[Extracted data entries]
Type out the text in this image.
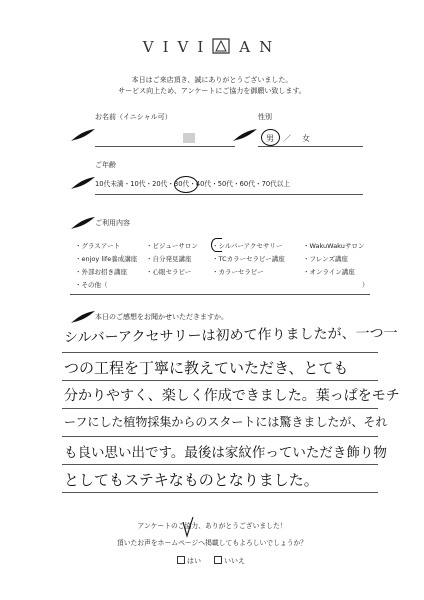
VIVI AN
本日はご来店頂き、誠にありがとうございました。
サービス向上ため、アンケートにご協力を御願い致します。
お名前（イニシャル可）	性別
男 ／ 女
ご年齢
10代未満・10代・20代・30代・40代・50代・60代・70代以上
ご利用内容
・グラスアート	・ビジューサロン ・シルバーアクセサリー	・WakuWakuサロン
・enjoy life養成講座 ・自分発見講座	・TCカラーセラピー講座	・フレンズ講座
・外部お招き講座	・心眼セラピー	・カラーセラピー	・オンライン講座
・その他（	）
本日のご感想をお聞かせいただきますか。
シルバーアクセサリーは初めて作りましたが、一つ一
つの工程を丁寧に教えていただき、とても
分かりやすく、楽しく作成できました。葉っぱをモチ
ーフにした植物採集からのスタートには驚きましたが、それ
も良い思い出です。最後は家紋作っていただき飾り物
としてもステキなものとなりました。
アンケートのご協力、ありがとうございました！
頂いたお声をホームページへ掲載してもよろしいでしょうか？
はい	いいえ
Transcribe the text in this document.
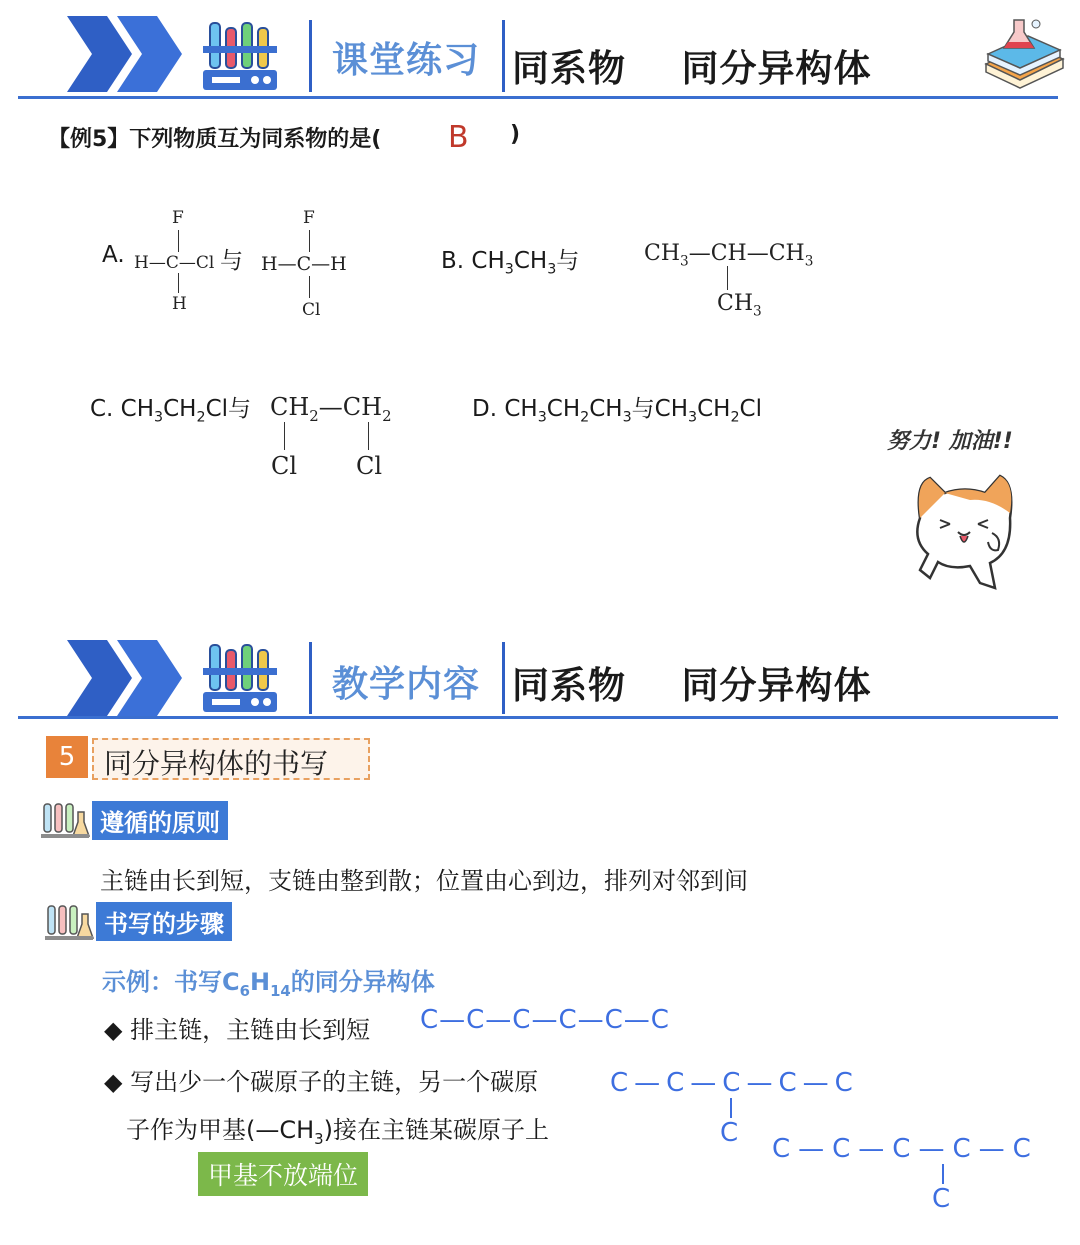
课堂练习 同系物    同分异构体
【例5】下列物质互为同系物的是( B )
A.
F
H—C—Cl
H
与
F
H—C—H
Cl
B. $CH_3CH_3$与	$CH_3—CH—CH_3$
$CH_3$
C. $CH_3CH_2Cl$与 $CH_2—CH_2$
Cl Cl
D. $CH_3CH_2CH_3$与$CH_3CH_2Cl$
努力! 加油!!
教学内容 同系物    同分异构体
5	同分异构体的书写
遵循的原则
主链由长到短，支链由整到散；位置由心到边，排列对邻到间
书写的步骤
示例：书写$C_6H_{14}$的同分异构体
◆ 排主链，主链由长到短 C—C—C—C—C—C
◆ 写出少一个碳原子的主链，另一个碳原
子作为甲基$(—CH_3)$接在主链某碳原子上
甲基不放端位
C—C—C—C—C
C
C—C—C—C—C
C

## INSTRUCTIONS FOR THE TASK
Without any pictures, reproduce exactly the lines from the line that contains "Transcribe the text in this document." to the end of the entries above, both ends included.

## ANSWER
Transcribe the text in this document.
课堂练习 同系物    同分异构体
【例5】下列物质互为同系物的是( B )
A.
F
H—C—Cl
H
与
F
H—C—H
Cl
B. $CH_3CH_3$与	$CH_3—CH—CH_3$
$CH_3$
C. $CH_3CH_2Cl$与 $CH_2—CH_2$
Cl Cl
D. $CH_3CH_2CH_3$与$CH_3CH_2Cl$
努力! 加油!!
教学内容 同系物    同分异构体
5	同分异构体的书写
遵循的原则
主链由长到短，支链由整到散；位置由心到边，排列对邻到间
书写的步骤
示例：书写$C_6H_{14}$的同分异构体
◆ 排主链，主链由长到短 C—C—C—C—C—C
◆ 写出少一个碳原子的主链，另一个碳原
子作为甲基$(—CH_3)$接在主链某碳原子上
甲基不放端位
C—C—C—C—C
C
C—C—C—C—C
C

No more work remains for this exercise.